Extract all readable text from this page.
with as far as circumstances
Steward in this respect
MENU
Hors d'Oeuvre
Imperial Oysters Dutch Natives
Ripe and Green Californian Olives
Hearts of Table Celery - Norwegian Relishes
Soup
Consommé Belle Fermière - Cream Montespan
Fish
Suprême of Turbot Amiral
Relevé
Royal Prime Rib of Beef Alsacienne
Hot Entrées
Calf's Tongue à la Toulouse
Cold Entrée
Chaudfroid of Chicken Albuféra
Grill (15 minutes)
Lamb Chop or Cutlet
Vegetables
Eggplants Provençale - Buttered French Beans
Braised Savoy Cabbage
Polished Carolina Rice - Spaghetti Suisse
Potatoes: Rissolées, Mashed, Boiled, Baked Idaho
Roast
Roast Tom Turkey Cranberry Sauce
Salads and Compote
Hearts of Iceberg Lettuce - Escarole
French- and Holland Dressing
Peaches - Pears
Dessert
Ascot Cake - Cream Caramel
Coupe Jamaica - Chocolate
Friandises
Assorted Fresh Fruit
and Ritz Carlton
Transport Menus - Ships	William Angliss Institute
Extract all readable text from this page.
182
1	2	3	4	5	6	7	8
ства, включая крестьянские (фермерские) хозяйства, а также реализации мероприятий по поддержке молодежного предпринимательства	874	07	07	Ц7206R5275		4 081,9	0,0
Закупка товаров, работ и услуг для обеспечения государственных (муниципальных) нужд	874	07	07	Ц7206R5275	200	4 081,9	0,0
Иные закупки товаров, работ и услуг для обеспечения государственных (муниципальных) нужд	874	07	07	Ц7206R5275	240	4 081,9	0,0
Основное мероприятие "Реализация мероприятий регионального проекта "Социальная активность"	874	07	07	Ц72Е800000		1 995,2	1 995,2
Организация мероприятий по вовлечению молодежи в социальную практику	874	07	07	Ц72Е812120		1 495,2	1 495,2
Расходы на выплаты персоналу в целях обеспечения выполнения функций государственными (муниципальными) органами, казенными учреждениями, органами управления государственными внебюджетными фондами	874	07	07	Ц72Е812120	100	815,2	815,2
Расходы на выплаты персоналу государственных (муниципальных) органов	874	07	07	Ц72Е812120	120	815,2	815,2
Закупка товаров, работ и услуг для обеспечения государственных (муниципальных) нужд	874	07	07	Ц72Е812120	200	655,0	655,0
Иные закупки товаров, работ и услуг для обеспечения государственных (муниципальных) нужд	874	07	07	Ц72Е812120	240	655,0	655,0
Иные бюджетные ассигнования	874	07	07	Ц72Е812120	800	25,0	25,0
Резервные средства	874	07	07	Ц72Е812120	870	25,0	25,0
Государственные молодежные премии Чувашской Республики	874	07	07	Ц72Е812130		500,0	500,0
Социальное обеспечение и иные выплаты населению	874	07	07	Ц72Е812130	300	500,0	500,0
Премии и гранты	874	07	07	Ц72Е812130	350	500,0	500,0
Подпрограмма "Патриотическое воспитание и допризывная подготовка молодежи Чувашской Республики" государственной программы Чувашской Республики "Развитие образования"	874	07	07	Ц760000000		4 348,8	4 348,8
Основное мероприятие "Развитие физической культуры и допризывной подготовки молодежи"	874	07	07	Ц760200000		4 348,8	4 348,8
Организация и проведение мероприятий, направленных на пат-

§

Your task: Write out every line of the material again, exactly as it reads.

Answer in full:
Extract all readable text from this page.
with as far as circumstances
Steward in this respect
MENU
Hors d'Oeuvre
Imperial Oysters Dutch Natives
Ripe and Green Californian Olives
Hearts of Table Celery - Norwegian Relishes
Soup
Consommé Belle Fermière - Cream Montespan
Fish
Suprême of Turbot Amiral
Relevé
Royal Prime Rib of Beef Alsacienne
Hot Entrées
Calf's Tongue à la Toulouse
Cold Entrée
Chaudfroid of Chicken Albuféra
Grill (15 minutes)
Lamb Chop or Cutlet
Vegetables
Eggplants Provençale - Buttered French Beans
Braised Savoy Cabbage
Polished Carolina Rice - Spaghetti Suisse
Potatoes: Rissolées, Mashed, Boiled, Baked Idaho
Roast
Roast Tom Turkey Cranberry Sauce
Salads and Compote
Hearts of Iceberg Lettuce - Escarole
French- and Holland Dressing
Peaches - Pears
Dessert
Ascot Cake - Cream Caramel
Coupe Jamaica - Chocolate
Friandises
Assorted Fresh Fruit
and Ritz Carlton
Transport Menus - Ships	William Angliss Institute
Extract all readable text from this page.
182
1	2	3	4	5	6	7	8
ства, включая крестьянские (фермерские) хозяйства, а также реализации мероприятий по поддержке молодежного предпринимательства	874	07	07	Ц7206R5275		4 081,9	0,0
Закупка товаров, работ и услуг для обеспечения государственных (муниципальных) нужд	874	07	07	Ц7206R5275	200	4 081,9	0,0
Иные закупки товаров, работ и услуг для обеспечения государственных (муниципальных) нужд	874	07	07	Ц7206R5275	240	4 081,9	0,0
Основное мероприятие "Реализация мероприятий регионального проекта "Социальная активность"	874	07	07	Ц72Е800000		1 995,2	1 995,2
Организация мероприятий по вовлечению молодежи в социальную практику	874	07	07	Ц72Е812120		1 495,2	1 495,2
Расходы на выплаты персоналу в целях обеспечения выполнения функций государственными (муниципальными) органами, казенными учреждениями, органами управления государственными внебюджетными фондами	874	07	07	Ц72Е812120	100	815,2	815,2
Расходы на выплаты персоналу государственных (муниципальных) органов	874	07	07	Ц72Е812120	120	815,2	815,2
Закупка товаров, работ и услуг для обеспечения государственных (муниципальных) нужд	874	07	07	Ц72Е812120	200	655,0	655,0
Иные закупки товаров, работ и услуг для обеспечения государственных (муниципальных) нужд	874	07	07	Ц72Е812120	240	655,0	655,0
Иные бюджетные ассигнования	874	07	07	Ц72Е812120	800	25,0	25,0
Резервные средства	874	07	07	Ц72Е812120	870	25,0	25,0
Государственные молодежные премии Чувашской Республики	874	07	07	Ц72Е812130		500,0	500,0
Социальное обеспечение и иные выплаты населению	874	07	07	Ц72Е812130	300	500,0	500,0
Премии и гранты	874	07	07	Ц72Е812130	350	500,0	500,0
Подпрограмма "Патриотическое воспитание и допризывная подготовка молодежи Чувашской Республики" государственной программы Чувашской Республики "Развитие образования"	874	07	07	Ц760000000		4 348,8	4 348,8
Основное мероприятие "Развитие физической культуры и допризывной подготовки молодежи"	874	07	07	Ц760200000		4 348,8	4 348,8
Организация и проведение мероприятий, направленных на пат-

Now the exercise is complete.